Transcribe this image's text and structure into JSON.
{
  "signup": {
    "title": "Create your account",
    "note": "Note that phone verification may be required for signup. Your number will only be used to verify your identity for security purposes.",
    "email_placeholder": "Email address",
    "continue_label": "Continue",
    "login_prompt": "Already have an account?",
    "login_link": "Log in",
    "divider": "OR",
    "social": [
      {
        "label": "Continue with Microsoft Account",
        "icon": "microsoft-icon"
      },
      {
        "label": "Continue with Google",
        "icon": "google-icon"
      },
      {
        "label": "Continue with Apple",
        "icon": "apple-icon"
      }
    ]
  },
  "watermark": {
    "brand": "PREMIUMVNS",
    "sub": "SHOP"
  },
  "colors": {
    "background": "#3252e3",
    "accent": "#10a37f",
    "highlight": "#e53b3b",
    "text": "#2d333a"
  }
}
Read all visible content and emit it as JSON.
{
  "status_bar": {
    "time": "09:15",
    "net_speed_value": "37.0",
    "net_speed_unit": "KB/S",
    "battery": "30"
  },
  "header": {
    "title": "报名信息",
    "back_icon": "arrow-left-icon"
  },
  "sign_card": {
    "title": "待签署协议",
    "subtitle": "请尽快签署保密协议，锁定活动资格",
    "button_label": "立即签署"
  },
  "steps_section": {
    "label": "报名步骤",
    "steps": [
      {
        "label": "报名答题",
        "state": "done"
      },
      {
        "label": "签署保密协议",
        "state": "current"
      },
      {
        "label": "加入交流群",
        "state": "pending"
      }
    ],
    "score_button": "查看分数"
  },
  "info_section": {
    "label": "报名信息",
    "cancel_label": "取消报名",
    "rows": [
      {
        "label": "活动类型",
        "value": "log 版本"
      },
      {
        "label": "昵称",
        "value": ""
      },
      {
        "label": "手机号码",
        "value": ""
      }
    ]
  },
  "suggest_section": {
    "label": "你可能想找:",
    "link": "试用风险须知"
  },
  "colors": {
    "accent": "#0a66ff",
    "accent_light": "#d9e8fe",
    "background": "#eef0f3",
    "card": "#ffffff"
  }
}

========================================================================

• **Written instruction**: Search the data above for the string "JSON" and return every line that has it.

• **Correct answer**:
Transcribe this image's text and structure into JSON.
Read all visible content and emit it as JSON.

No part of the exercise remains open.